Gather each line of the records where "gérez" appears.
──────── Input for this task
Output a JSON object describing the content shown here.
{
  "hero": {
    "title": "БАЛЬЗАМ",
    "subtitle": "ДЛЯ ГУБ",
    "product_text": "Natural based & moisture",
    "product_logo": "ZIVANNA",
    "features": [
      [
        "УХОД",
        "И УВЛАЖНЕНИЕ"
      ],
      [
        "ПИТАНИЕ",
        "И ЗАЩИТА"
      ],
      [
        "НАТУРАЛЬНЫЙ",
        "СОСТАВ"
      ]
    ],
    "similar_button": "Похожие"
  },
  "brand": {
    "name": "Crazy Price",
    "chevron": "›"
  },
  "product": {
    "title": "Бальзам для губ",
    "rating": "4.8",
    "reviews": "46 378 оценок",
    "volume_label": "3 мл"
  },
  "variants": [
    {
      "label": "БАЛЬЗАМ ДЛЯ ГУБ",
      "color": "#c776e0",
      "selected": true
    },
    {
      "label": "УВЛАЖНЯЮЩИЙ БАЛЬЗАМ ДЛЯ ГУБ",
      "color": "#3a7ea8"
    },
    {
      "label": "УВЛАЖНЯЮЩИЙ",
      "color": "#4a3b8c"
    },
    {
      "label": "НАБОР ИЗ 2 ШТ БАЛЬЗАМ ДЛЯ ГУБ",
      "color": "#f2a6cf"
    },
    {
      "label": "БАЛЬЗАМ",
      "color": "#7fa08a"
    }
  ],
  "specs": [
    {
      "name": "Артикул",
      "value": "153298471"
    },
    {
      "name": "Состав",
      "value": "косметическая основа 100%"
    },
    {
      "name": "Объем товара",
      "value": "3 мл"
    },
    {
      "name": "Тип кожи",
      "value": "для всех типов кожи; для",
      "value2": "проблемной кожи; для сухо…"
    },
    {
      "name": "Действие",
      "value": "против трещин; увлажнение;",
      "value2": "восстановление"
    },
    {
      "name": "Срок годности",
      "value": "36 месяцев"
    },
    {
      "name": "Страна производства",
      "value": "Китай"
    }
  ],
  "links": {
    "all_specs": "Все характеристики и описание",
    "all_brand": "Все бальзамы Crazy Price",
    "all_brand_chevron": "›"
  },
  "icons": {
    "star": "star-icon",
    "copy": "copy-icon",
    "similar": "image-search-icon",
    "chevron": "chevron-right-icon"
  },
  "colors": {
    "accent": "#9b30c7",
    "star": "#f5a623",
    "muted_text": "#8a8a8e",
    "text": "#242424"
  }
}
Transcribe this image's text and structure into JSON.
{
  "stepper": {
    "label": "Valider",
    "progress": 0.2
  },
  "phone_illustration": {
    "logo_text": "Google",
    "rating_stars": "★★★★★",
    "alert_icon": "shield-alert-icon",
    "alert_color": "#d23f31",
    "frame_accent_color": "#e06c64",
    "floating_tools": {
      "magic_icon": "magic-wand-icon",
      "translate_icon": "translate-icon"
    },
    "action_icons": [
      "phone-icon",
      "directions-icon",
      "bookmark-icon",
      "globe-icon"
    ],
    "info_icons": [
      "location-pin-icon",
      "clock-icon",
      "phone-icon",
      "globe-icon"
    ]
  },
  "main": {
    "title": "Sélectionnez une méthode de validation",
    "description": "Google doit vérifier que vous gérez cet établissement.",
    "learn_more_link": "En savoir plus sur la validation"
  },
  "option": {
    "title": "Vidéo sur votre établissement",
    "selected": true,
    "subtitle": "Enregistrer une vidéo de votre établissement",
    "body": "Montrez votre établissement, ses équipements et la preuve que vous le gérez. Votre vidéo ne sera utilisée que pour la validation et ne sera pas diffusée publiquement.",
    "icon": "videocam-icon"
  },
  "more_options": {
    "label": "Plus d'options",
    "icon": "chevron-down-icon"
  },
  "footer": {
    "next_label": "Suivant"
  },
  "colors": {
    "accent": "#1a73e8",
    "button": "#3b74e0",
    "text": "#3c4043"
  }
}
────────────────
- Response:
    "description": "Google doit vérifier que vous gérez cet établissement.",
    "body": "Montrez votre établissement, ses équipements et la preuve que vous le gérez. Votre vidéo ne sera utilisée que pour la validation et ne sera pas diffusée publiquement.",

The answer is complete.